++++ SUPPLIED MATERIAL
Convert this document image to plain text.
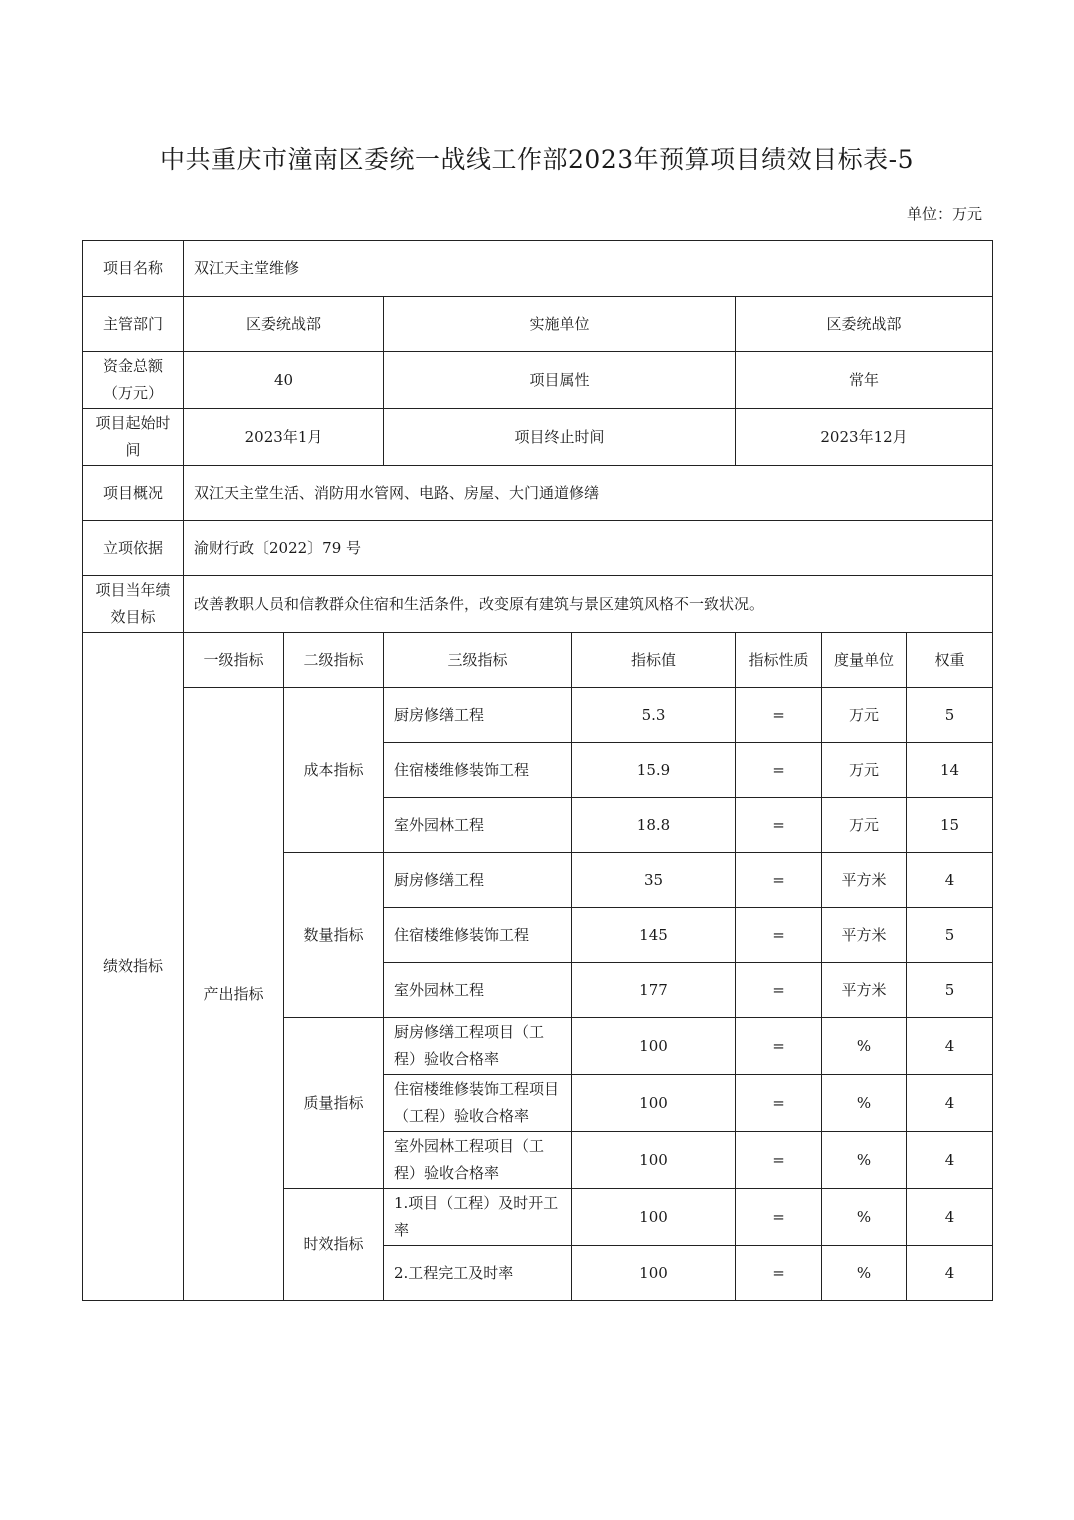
中共重庆市潼南区委统一战线工作部2023年预算项目绩效目标表-5
单位：万元
项目名称	双江天主堂维修						
主管部门	区委统战部		实施单位		区委统战部		
资金总额（万元）	40		项目属性		常年		
项目起始时间	2023年1月		项目终止时间		2023年12月		
项目概况	双江天主堂生活、消防用水管网、电路、房屋、大门通道修缮						
立项依据	渝财行政〔2022〕79 号						
项目当年绩效目标	改善教职人员和信教群众住宿和生活条件，改变原有建筑与景区建筑风格不一致状况。						
绩效指标	一级指标	二级指标	三级指标	指标值	指标性质	度量单位	权重
	产出指标	成本指标	厨房修缮工程	5.3	=	万元	5
			住宿楼维修装饰工程	15.9	=	万元	14
			室外园林工程	18.8	=	万元	15
		数量指标	厨房修缮工程	35	=	平方米	4
			住宿楼维修装饰工程	145	=	平方米	5
			室外园林工程	177	=	平方米	5
		质量指标	厨房修缮工程项目（工程）验收合格率	100	=	%	4
			住宿楼维修装饰工程项目（工程）验收合格率	100	=	%	4
			室外园林工程项目（工程）验收合格率	100	=	%	4
		时效指标	1.项目（工程）及时开工率	100	=	%	4
			2.工程完工及时率	100	=	%	4
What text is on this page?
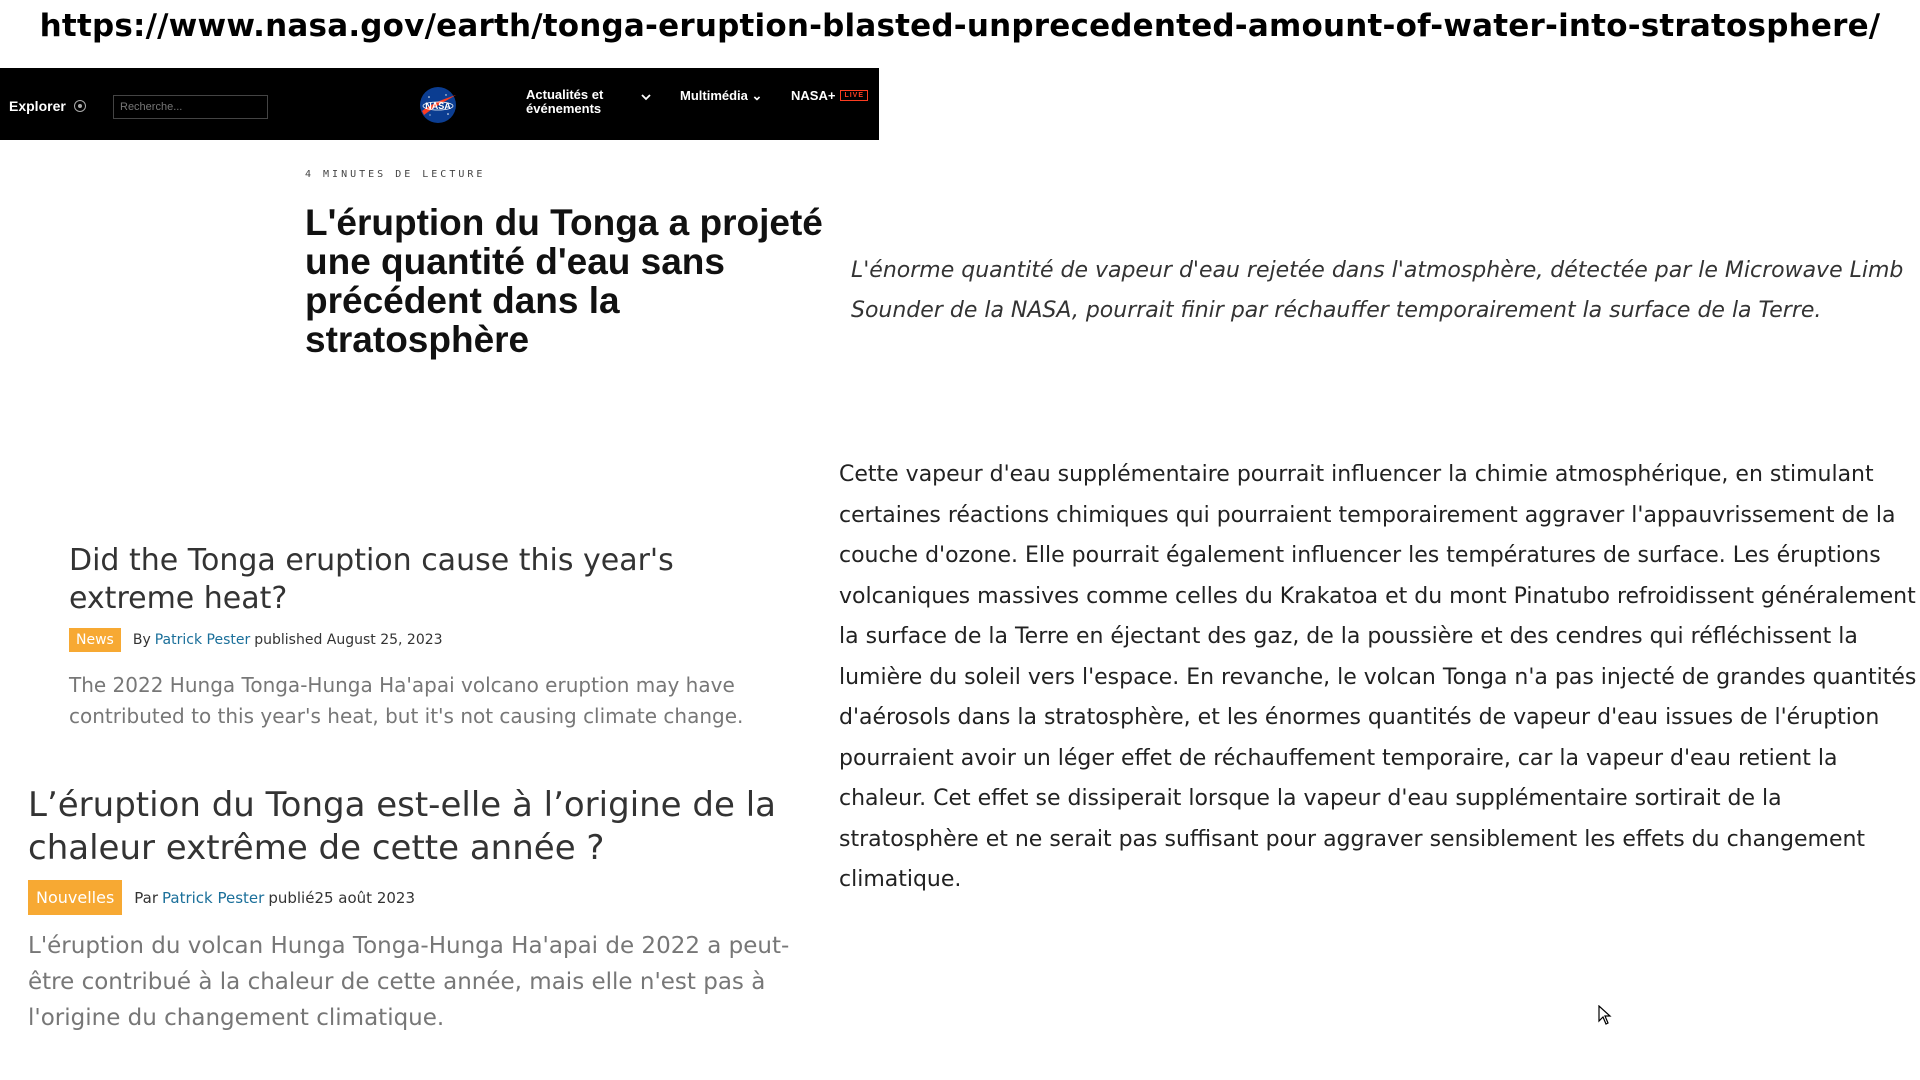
https://www.nasa.gov/earth/tonga-eruption-blasted-unprecedented-amount-of-water-into-stratosphere/
Explorer
Recherche...	NASA
Actualités et
événements
Multimédia ⌄ NASA+	LIVE
4 MINUTES DE LECTURE
L'éruption du Tonga a projeté une quantité d'eau sans précédent dans la stratosphère
L'énorme quantité de vapeur d'eau rejetée dans l'atmosphère, détectée par le Microwave Limb Sounder de la NASA, pourrait finir par réchauffer temporairement la surface de la Terre.
Cette vapeur d'eau supplémentaire pourrait influencer la chimie atmosphérique, en stimulant certaines réactions chimiques qui pourraient temporairement aggraver l'appauvrissement de la couche d'ozone. Elle pourrait également influencer les températures de surface. Les éruptions volcaniques massives comme celles du Krakatoa et du mont Pinatubo refroidissent généralement la surface de la Terre en éjectant des gaz, de la poussière et des cendres qui réfléchissent la lumière du soleil vers l'espace. En revanche, le volcan Tonga n'a pas injecté de grandes quantités d'aérosols dans la stratosphère, et les énormes quantités de vapeur d'eau issues de l'éruption pourraient avoir un léger effet de réchauffement temporaire, car la vapeur d'eau retient la chaleur. Cet effet se dissiperait lorsque la vapeur d'eau supplémentaire sortirait de la stratosphère et ne serait pas suffisant pour aggraver sensiblement les effets du changement climatique.
Did the Tonga eruption cause this year's extreme heat?
News	By Patrick Pester published August 25, 2023
The 2022 Hunga Tonga-Hunga Ha'apai volcano eruption may have contributed to this year's heat, but it's not causing climate change.
L’éruption du Tonga est-elle à l’origine de la chaleur extrême de cette année ?
Nouvelles	Par Patrick Pester publié25 août 2023
L'éruption du volcan Hunga Tonga-Hunga Ha'apai de 2022 a peut-être contribué à la chaleur de cette année, mais elle n'est pas à l'origine du changement climatique.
++++++++
WHAT IS NEEDED - Find each line in the records holding the string "heat" and show it.

SOLUTION -
Did the Tonga eruption cause this year's extreme heat?
The 2022 Hunga Tonga-Hunga Ha'apai volcano eruption may have contributed to this year's heat, but it's not causing climate change.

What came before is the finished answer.